* _Exercise instructions_: Lines holding the string "days" are the ones to copy from this listing.

START

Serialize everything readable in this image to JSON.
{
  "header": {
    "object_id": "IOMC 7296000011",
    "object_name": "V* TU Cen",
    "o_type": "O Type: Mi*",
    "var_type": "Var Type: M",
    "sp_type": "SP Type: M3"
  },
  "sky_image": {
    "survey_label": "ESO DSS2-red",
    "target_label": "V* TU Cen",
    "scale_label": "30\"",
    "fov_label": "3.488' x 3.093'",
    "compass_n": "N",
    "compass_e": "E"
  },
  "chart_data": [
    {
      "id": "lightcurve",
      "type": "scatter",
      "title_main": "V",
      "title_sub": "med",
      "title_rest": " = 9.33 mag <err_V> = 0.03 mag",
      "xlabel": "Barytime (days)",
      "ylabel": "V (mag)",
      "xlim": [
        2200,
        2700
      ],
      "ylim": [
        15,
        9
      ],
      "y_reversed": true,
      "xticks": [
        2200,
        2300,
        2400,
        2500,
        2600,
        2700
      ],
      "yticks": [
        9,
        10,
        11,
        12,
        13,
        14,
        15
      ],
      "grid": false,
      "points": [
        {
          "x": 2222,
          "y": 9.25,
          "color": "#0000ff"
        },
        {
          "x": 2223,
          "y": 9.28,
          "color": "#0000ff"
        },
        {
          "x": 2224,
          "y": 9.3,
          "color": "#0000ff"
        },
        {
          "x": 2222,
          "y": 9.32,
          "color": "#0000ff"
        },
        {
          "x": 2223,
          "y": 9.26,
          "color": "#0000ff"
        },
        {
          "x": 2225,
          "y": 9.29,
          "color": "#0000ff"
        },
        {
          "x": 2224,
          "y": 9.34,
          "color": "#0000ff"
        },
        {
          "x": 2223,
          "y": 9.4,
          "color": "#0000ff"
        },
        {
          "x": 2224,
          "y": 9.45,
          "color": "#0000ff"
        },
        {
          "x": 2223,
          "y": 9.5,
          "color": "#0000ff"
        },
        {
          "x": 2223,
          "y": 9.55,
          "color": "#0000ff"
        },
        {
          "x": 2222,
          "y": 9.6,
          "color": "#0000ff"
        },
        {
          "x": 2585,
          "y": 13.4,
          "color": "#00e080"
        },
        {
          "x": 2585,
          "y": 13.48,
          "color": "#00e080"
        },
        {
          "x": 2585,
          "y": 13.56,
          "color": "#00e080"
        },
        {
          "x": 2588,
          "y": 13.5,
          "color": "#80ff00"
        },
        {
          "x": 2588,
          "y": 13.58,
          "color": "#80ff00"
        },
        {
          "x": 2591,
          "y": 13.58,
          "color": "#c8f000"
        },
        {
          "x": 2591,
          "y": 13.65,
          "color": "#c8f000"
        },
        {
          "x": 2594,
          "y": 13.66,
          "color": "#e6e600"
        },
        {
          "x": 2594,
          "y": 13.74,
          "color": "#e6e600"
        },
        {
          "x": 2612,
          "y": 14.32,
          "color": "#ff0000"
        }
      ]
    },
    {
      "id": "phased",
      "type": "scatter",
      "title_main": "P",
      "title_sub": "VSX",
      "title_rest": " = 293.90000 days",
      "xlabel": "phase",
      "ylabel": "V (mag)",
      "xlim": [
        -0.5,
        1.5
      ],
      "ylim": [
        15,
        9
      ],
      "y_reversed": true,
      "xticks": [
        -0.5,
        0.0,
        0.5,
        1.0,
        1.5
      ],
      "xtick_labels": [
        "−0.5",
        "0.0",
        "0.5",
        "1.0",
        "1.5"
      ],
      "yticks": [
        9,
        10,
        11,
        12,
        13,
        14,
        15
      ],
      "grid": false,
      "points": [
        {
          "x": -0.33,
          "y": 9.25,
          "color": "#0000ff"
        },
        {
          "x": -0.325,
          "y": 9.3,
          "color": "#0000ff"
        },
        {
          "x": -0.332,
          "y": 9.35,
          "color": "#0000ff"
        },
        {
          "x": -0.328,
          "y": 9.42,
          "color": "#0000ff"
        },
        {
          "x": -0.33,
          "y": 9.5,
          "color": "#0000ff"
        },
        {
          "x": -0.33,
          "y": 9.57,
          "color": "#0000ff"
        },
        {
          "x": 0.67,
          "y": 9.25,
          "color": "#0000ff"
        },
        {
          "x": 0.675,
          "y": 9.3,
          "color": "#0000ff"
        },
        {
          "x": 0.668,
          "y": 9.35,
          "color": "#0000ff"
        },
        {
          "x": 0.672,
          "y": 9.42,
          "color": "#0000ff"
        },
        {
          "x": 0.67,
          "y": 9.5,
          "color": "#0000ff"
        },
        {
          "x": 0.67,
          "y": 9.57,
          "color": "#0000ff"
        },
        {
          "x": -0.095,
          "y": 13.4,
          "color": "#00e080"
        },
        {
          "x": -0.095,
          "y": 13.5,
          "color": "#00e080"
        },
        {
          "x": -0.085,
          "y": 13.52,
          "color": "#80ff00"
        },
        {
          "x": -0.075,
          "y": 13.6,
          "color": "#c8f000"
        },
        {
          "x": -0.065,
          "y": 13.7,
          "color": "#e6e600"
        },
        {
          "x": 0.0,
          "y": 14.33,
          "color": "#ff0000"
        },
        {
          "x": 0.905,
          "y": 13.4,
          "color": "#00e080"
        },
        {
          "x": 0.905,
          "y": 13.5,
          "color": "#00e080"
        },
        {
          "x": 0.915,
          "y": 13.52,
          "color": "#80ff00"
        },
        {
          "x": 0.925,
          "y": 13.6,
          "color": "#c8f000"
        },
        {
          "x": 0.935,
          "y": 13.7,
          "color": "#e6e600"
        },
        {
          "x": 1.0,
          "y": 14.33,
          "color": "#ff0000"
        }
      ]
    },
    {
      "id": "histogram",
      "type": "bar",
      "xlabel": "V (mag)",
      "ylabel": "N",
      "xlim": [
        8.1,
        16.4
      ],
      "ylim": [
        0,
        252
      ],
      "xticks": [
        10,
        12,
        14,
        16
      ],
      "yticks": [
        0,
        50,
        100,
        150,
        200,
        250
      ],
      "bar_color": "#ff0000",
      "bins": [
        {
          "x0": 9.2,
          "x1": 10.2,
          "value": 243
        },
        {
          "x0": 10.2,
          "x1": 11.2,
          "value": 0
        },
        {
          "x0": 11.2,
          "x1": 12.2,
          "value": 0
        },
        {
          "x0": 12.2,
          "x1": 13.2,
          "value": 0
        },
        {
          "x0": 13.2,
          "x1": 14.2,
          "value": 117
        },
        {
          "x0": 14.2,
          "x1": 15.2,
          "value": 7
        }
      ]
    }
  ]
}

END

* _Answer to the task_:
      "xlabel": "Barytime (days)",
      "title_rest": " = 293.90000 days",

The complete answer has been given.